-- Begin --

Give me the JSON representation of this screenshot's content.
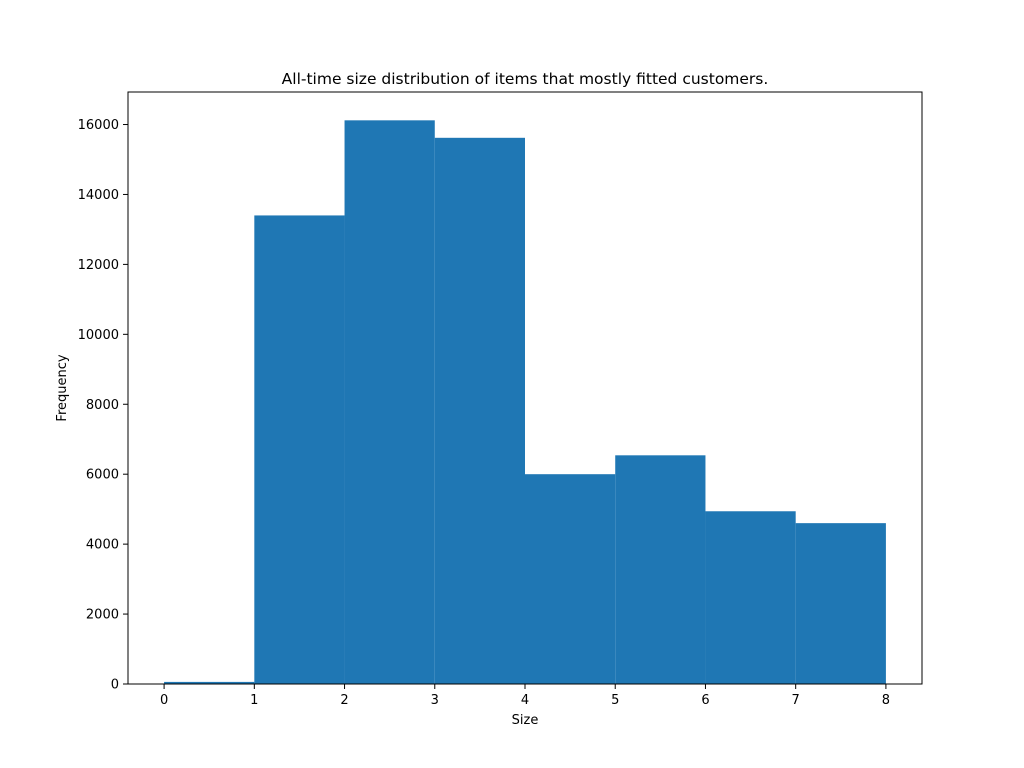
{
  "chart_data": {
    "type": "bar",
    "subtype": "histogram",
    "title": "All-time size distribution of items that mostly fitted customers.",
    "xlabel": "Size",
    "ylabel": "Frequency",
    "bins": [
      {
        "start": 0,
        "end": 1,
        "value": 60
      },
      {
        "start": 1,
        "end": 2,
        "value": 13400
      },
      {
        "start": 2,
        "end": 3,
        "value": 16120
      },
      {
        "start": 3,
        "end": 4,
        "value": 15620
      },
      {
        "start": 4,
        "end": 5,
        "value": 6000
      },
      {
        "start": 5,
        "end": 6,
        "value": 6540
      },
      {
        "start": 6,
        "end": 7,
        "value": 4940
      },
      {
        "start": 7,
        "end": 8,
        "value": 4600
      }
    ],
    "xlim": [
      -0.4,
      8.4
    ],
    "ylim": [
      0,
      16930
    ],
    "xticks": [
      "0",
      "1",
      "2",
      "3",
      "4",
      "5",
      "6",
      "7",
      "8"
    ],
    "yticks": [
      "0",
      "2000",
      "4000",
      "6000",
      "8000",
      "10000",
      "12000",
      "14000",
      "16000"
    ],
    "grid": false,
    "legend": "none",
    "bar_color": "#1f77b4"
  }
}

-- End --

What needs to be done: Reproduce the full listing above verbatim, with no pictures included.

Exercise result:
Give me the JSON representation of this screenshot's content.
{
  "chart_data": {
    "type": "bar",
    "subtype": "histogram",
    "title": "All-time size distribution of items that mostly fitted customers.",
    "xlabel": "Size",
    "ylabel": "Frequency",
    "bins": [
      {
        "start": 0,
        "end": 1,
        "value": 60
      },
      {
        "start": 1,
        "end": 2,
        "value": 13400
      },
      {
        "start": 2,
        "end": 3,
        "value": 16120
      },
      {
        "start": 3,
        "end": 4,
        "value": 15620
      },
      {
        "start": 4,
        "end": 5,
        "value": 6000
      },
      {
        "start": 5,
        "end": 6,
        "value": 6540
      },
      {
        "start": 6,
        "end": 7,
        "value": 4940
      },
      {
        "start": 7,
        "end": 8,
        "value": 4600
      }
    ],
    "xlim": [
      -0.4,
      8.4
    ],
    "ylim": [
      0,
      16930
    ],
    "xticks": [
      "0",
      "1",
      "2",
      "3",
      "4",
      "5",
      "6",
      "7",
      "8"
    ],
    "yticks": [
      "0",
      "2000",
      "4000",
      "6000",
      "8000",
      "10000",
      "12000",
      "14000",
      "16000"
    ],
    "grid": false,
    "legend": "none",
    "bar_color": "#1f77b4"
  }
}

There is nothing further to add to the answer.